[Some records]
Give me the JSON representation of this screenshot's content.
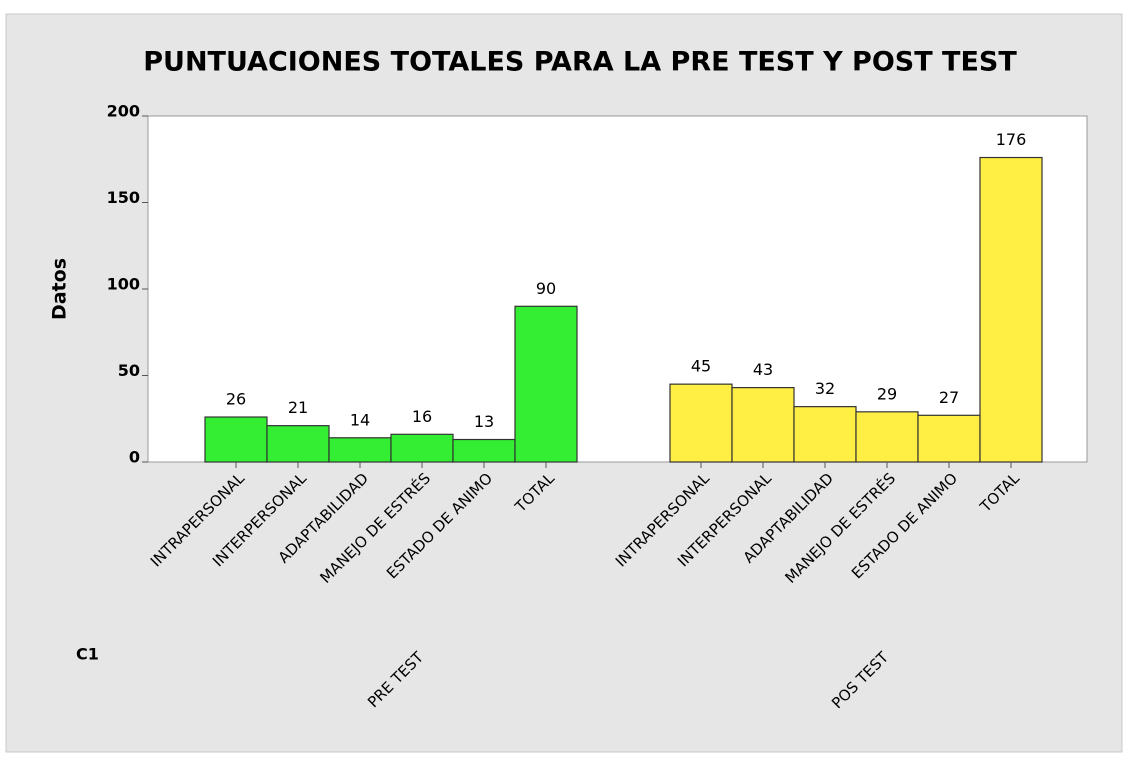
{
  "chart_data": {
    "type": "bar",
    "title": "PUNTUACIONES TOTALES PARA LA PRE TEST Y POST TEST",
    "ylabel": "Datos",
    "group_label": "C1",
    "categories": [
      "INTRAPERSONAL",
      "INTERPERSONAL",
      "ADAPTABILIDAD",
      "MANEJO DE ESTRÉS",
      "ESTADO DE ANIMO",
      "TOTAL"
    ],
    "series": [
      {
        "name": "PRE TEST",
        "color": "#33ee33",
        "values": [
          26,
          21,
          14,
          16,
          13,
          90
        ]
      },
      {
        "name": "POS TEST",
        "color": "#ffee44",
        "values": [
          45,
          43,
          32,
          29,
          27,
          176
        ]
      }
    ],
    "ylim": [
      0,
      200
    ],
    "yticks": [
      0,
      50,
      100,
      150,
      200
    ]
  }
}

(What to work on):
Transcribe the entries above verbatim, omitting their pictures.

(Response):
Give me the JSON representation of this screenshot's content.
{
  "chart_data": {
    "type": "bar",
    "title": "PUNTUACIONES TOTALES PARA LA PRE TEST Y POST TEST",
    "ylabel": "Datos",
    "group_label": "C1",
    "categories": [
      "INTRAPERSONAL",
      "INTERPERSONAL",
      "ADAPTABILIDAD",
      "MANEJO DE ESTRÉS",
      "ESTADO DE ANIMO",
      "TOTAL"
    ],
    "series": [
      {
        "name": "PRE TEST",
        "color": "#33ee33",
        "values": [
          26,
          21,
          14,
          16,
          13,
          90
        ]
      },
      {
        "name": "POS TEST",
        "color": "#ffee44",
        "values": [
          45,
          43,
          32,
          29,
          27,
          176
        ]
      }
    ],
    "ylim": [
      0,
      200
    ],
    "yticks": [
      0,
      50,
      100,
      150,
      200
    ]
  }
}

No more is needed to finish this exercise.